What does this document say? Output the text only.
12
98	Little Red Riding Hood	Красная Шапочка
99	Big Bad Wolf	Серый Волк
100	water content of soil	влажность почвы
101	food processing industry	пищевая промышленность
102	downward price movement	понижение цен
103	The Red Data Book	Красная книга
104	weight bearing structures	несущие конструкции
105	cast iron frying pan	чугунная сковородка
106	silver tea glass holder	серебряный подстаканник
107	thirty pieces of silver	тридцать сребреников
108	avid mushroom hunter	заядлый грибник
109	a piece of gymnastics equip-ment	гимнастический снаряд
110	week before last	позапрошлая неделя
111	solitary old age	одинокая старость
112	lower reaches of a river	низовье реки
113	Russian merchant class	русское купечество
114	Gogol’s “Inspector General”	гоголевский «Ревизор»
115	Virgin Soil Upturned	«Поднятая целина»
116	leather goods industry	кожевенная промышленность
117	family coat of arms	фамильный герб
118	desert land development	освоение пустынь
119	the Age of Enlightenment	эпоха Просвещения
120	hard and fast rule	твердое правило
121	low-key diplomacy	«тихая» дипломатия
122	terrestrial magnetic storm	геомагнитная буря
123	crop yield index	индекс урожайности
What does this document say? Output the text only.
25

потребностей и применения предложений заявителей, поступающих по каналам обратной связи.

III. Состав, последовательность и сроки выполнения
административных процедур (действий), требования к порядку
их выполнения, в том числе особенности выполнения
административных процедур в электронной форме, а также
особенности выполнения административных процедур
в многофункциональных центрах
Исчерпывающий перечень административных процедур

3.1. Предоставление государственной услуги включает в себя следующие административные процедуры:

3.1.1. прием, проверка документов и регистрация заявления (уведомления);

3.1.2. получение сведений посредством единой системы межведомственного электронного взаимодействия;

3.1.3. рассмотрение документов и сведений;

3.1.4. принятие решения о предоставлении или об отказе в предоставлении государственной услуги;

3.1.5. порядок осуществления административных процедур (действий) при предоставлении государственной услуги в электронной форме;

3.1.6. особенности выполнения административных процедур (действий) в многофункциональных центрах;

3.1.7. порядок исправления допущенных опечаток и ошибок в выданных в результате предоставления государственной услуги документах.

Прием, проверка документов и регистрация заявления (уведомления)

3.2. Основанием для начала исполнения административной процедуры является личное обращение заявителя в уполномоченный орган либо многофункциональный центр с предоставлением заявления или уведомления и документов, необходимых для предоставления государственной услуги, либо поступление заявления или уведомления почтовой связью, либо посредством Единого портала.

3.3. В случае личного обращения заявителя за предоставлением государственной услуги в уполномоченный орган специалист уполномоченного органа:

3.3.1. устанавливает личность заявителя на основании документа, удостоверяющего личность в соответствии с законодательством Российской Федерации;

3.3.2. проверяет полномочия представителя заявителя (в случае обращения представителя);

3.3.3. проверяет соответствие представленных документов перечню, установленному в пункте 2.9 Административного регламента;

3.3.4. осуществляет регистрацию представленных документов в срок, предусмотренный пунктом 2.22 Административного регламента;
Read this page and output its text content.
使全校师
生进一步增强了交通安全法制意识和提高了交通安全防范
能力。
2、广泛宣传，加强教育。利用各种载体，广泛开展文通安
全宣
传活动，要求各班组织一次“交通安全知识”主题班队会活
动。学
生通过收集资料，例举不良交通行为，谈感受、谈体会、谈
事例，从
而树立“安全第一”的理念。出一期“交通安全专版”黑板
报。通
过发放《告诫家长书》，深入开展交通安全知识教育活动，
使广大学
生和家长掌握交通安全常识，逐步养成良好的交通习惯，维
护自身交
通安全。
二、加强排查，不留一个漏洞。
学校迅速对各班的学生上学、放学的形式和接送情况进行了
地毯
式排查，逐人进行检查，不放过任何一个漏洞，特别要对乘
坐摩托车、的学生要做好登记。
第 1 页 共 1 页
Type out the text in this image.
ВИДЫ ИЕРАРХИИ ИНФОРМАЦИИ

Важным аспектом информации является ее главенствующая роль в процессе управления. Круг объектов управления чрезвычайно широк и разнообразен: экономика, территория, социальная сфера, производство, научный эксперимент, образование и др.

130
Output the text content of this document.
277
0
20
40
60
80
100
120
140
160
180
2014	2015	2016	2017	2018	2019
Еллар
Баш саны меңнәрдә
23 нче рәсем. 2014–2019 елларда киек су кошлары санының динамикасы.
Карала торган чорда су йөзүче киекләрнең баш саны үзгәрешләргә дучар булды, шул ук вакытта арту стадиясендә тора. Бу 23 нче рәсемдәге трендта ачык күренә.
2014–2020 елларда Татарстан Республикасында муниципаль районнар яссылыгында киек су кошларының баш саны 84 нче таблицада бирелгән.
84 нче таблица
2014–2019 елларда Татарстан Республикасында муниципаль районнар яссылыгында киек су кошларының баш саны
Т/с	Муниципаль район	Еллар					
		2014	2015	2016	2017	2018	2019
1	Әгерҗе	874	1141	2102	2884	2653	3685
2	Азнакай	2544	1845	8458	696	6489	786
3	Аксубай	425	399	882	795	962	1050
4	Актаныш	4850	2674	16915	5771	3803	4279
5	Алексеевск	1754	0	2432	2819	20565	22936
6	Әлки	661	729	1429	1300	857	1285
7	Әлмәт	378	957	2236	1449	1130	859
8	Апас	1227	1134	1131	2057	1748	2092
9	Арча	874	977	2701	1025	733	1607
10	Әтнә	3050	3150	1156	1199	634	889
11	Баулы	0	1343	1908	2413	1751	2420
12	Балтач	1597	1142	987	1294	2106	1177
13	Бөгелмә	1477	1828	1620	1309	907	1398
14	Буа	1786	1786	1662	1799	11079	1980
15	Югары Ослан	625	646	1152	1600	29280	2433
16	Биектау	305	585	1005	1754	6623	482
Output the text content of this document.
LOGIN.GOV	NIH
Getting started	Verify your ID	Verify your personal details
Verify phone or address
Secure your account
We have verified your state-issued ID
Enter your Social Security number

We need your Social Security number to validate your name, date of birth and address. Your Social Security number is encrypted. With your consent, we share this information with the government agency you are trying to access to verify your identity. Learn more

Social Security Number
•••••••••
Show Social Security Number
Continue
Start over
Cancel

============

**TASK INSTRUCTIONS**
The whole listing above needs to be written out again exactly.

**RESULT FOR THIS TASK**
What does this document say? Output the text only.
12
98	Little Red Riding Hood	Красная Шапочка
99	Big Bad Wolf	Серый Волк
100	water content of soil	влажность почвы
101	food processing industry	пищевая промышленность
102	downward price movement	понижение цен
103	The Red Data Book	Красная книга
104	weight bearing structures	несущие конструкции
105	cast iron frying pan	чугунная сковородка
106	silver tea glass holder	серебряный подстаканник
107	thirty pieces of silver	тридцать сребреников
108	avid mushroom hunter	заядлый грибник
109	a piece of gymnastics equip-ment	гимнастический снаряд
110	week before last	позапрошлая неделя
111	solitary old age	одинокая старость
112	lower reaches of a river	низовье реки
113	Russian merchant class	русское купечество
114	Gogol’s “Inspector General”	гоголевский «Ревизор»
115	Virgin Soil Upturned	«Поднятая целина»
116	leather goods industry	кожевенная промышленность
117	family coat of arms	фамильный герб
118	desert land development	освоение пустынь
119	the Age of Enlightenment	эпоха Просвещения
120	hard and fast rule	твердое правило
121	low-key diplomacy	«тихая» дипломатия
122	terrestrial magnetic storm	геомагнитная буря
123	crop yield index	индекс урожайности
What does this document say? Output the text only.
25

потребностей и применения предложений заявителей, поступающих по каналам обратной связи.

III. Состав, последовательность и сроки выполнения
административных процедур (действий), требования к порядку
их выполнения, в том числе особенности выполнения
административных процедур в электронной форме, а также
особенности выполнения административных процедур
в многофункциональных центрах
Исчерпывающий перечень административных процедур

3.1. Предоставление государственной услуги включает в себя следующие административные процедуры:

3.1.1. прием, проверка документов и регистрация заявления (уведомления);

3.1.2. получение сведений посредством единой системы межведомственного электронного взаимодействия;

3.1.3. рассмотрение документов и сведений;

3.1.4. принятие решения о предоставлении или об отказе в предоставлении государственной услуги;

3.1.5. порядок осуществления административных процедур (действий) при предоставлении государственной услуги в электронной форме;

3.1.6. особенности выполнения административных процедур (действий) в многофункциональных центрах;

3.1.7. порядок исправления допущенных опечаток и ошибок в выданных в результате предоставления государственной услуги документах.

Прием, проверка документов и регистрация заявления (уведомления)

3.2. Основанием для начала исполнения административной процедуры является личное обращение заявителя в уполномоченный орган либо многофункциональный центр с предоставлением заявления или уведомления и документов, необходимых для предоставления государственной услуги, либо поступление заявления или уведомления почтовой связью, либо посредством Единого портала.

3.3. В случае личного обращения заявителя за предоставлением государственной услуги в уполномоченный орган специалист уполномоченного органа:

3.3.1. устанавливает личность заявителя на основании документа, удостоверяющего личность в соответствии с законодательством Российской Федерации;

3.3.2. проверяет полномочия представителя заявителя (в случае обращения представителя);

3.3.3. проверяет соответствие представленных документов перечню, установленному в пункте 2.9 Административного регламента;

3.3.4. осуществляет регистрацию представленных документов в срок, предусмотренный пунктом 2.22 Административного регламента;
Read this page and output its text content.
使全校师
生进一步增强了交通安全法制意识和提高了交通安全防范
能力。
2、广泛宣传，加强教育。利用各种载体，广泛开展文通安
全宣
传活动，要求各班组织一次“交通安全知识”主题班队会活
动。学
生通过收集资料，例举不良交通行为，谈感受、谈体会、谈
事例，从
而树立“安全第一”的理念。出一期“交通安全专版”黑板
报。通
过发放《告诫家长书》，深入开展交通安全知识教育活动，
使广大学
生和家长掌握交通安全常识，逐步养成良好的交通习惯，维
护自身交
通安全。
二、加强排查，不留一个漏洞。
学校迅速对各班的学生上学、放学的形式和接送情况进行了
地毯
式排查，逐人进行检查，不放过任何一个漏洞，特别要对乘
坐摩托车、的学生要做好登记。
第 1 页 共 1 页
Type out the text in this image.
ВИДЫ ИЕРАРХИИ ИНФОРМАЦИИ

Важным аспектом информации является ее главенствующая роль в процессе управления. Круг объектов управления чрезвычайно широк и разнообразен: экономика, территория, социальная сфера, производство, научный эксперимент, образование и др.

130
Output the text content of this document.
277
0
20
40
60
80
100
120
140
160
180
2014	2015	2016	2017	2018	2019
Еллар
Баш саны меңнәрдә
23 нче рәсем. 2014–2019 елларда киек су кошлары санының динамикасы.
Карала торган чорда су йөзүче киекләрнең баш саны үзгәрешләргә дучар булды, шул ук вакытта арту стадиясендә тора. Бу 23 нче рәсемдәге трендта ачык күренә.
2014–2020 елларда Татарстан Республикасында муниципаль районнар яссылыгында киек су кошларының баш саны 84 нче таблицада бирелгән.
84 нче таблица
2014–2019 елларда Татарстан Республикасында муниципаль районнар яссылыгында киек су кошларының баш саны
Т/с	Муниципаль район	Еллар					
		2014	2015	2016	2017	2018	2019
1	Әгерҗе	874	1141	2102	2884	2653	3685
2	Азнакай	2544	1845	8458	696	6489	786
3	Аксубай	425	399	882	795	962	1050
4	Актаныш	4850	2674	16915	5771	3803	4279
5	Алексеевск	1754	0	2432	2819	20565	22936
6	Әлки	661	729	1429	1300	857	1285
7	Әлмәт	378	957	2236	1449	1130	859
8	Апас	1227	1134	1131	2057	1748	2092
9	Арча	874	977	2701	1025	733	1607
10	Әтнә	3050	3150	1156	1199	634	889
11	Баулы	0	1343	1908	2413	1751	2420
12	Балтач	1597	1142	987	1294	2106	1177
13	Бөгелмә	1477	1828	1620	1309	907	1398
14	Буа	1786	1786	1662	1799	11079	1980
15	Югары Ослан	625	646	1152	1600	29280	2433
16	Биектау	305	585	1005	1754	6623	482
Output the text content of this document.
LOGIN.GOV	NIH
Getting started	Verify your ID	Verify your personal details
Verify phone or address
Secure your account
We have verified your state-issued ID
Enter your Social Security number

We need your Social Security number to validate your name, date of birth and address. Your Social Security number is encrypted. With your consent, we share this information with the government agency you are trying to access to verify your identity. Learn more

Social Security Number
•••••••••
Show Social Security Number
Continue
Start over
Cancel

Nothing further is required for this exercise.